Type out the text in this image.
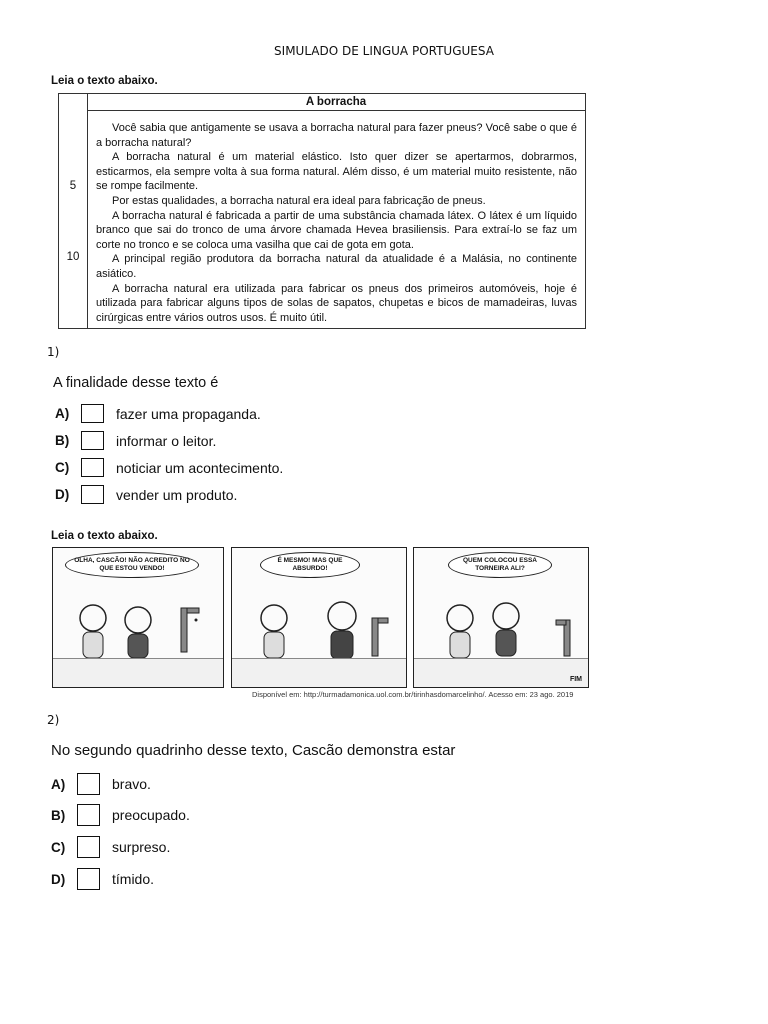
SIMULADO DE LINGUA PORTUGUESA
Leia o texto abaixo.
5
10
A borracha

Você sabia que antigamente se usava a borracha natural para fazer pneus? Você sabe o que é a borracha natural?

A borracha natural é um material elástico. Isto quer dizer se apertarmos, dobrarmos, esticarmos, ela sempre volta à sua forma natural. Além disso, é um material muito resistente, não se rompe facilmente.

Por estas qualidades, a borracha natural era ideal para fabricação de pneus.

A borracha natural é fabricada a partir de uma substância chamada látex. O látex é um líquido branco que sai do tronco de uma árvore chamada Hevea brasiliensis. Para extraí-lo se faz um corte no tronco e se coloca uma vasilha que cai de gota em gota.

A principal região produtora da borracha natural da atualidade é a Malásia, no continente asiático.

A borracha natural era utilizada para fabricar os pneus dos primeiros automóveis, hoje é utilizada para fabricar alguns tipos de solas de sapatos, chupetas e bicos de mamadeiras, luvas cirúrgicas entre vários outros usos. É muito útil.

1)
A finalidade desse texto é
A)	fazer uma propaganda.
B)	informar o leitor.
C)	noticiar um acontecimento.
D)	vender um produto.
Leia o texto abaixo.
OLHA, CASCÃO! NÃO ACREDITO NO QUE ESTOU VENDO!
É MESMO! MAS QUE ABSURDO!
QUEM COLOCOU ESSA TORNEIRA ALI?
FIM
Disponível em: http://turmadamonica.uol.com.br/tirinhasdomarcelinho/. Acesso em: 23 ago. 2019
2)
No segundo quadrinho desse texto, Cascão demonstra estar
A)	bravo.
B)	preocupado.
C)	surpreso.
D)	tímido.
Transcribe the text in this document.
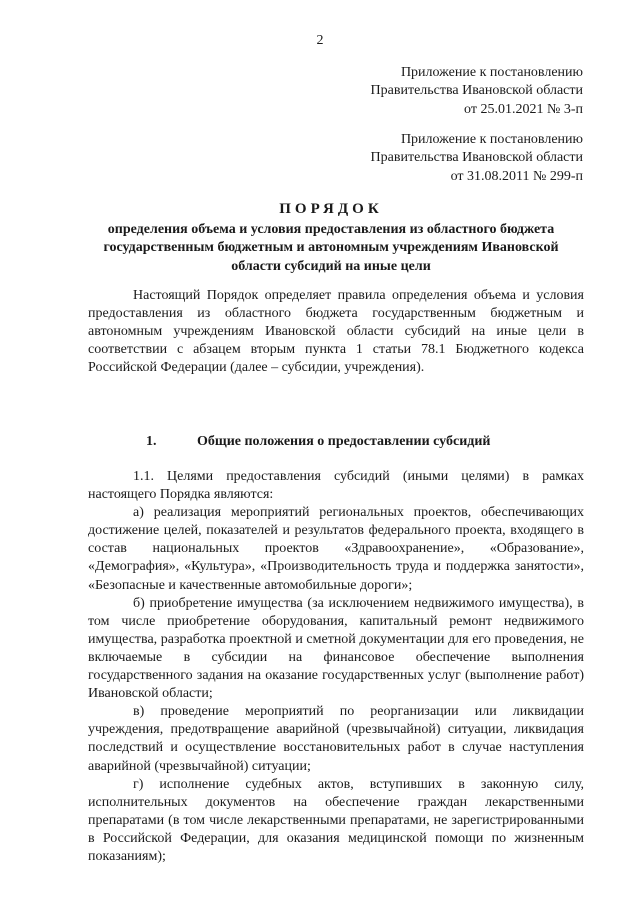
2
Приложение к постановлению
Правительства Ивановской области
от 25.01.2021 № 3-п
Приложение к постановлению
Правительства Ивановской области
от 31.08.2011 № 299-п
ПОРЯДОК
определения объема и условия предоставления из областного бюджета государственным бюджетным и автономным учреждениям Ивановской области субсидий на иные цели

Настоящий Порядок определяет правила определения объема и условия предоставления из областного бюджета государственным бюджетным и автономным учреждениям Ивановской области субсидий на иные цели в соответствии с абзацем вторым пункта 1 статьи 78.1 Бюджетного кодекса Российской Федерации (далее – субсидии, учреждения).

1.	Общие положения о предоставлении субсидий

1.1. Целями предоставления субсидий (иными целями) в рамках настоящего Порядка являются:

а) реализация мероприятий региональных проектов, обеспечивающих достижение целей, показателей и результатов федерального проекта, входящего в состав национальных проектов «Здравоохранение», «Образование», «Демография», «Культура», «Производительность труда и поддержка занятости», «Безопасные и качественные автомобильные дороги»;

б) приобретение имущества (за исключением недвижимого имущества), в том числе приобретение оборудования, капитальный ремонт недвижимого имущества, разработка проектной и сметной документации для его проведения, не включаемые в субсидии на финансовое обеспечение выполнения государственного задания на оказание государственных услуг (выполнение работ) Ивановской области;

в) проведение мероприятий по реорганизации или ликвидации учреждения, предотвращение аварийной (чрезвычайной) ситуации, ликвидация последствий и осуществление восстановительных работ в случае наступления аварийной (чрезвычайной) ситуации;

г) исполнение судебных актов, вступивших в законную силу, исполнительных документов на обеспечение граждан лекарственными препаратами (в том числе лекарственными препаратами, не зарегистрированными в Российской Федерации, для оказания медицинской помощи по жизненным показаниям);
====
What you are asked to do
All lines in the data that contain the word "desse" should be copied.

Solution to this problem
A finalidade desse texto é
No segundo quadrinho desse texto, Cascão demonstra estar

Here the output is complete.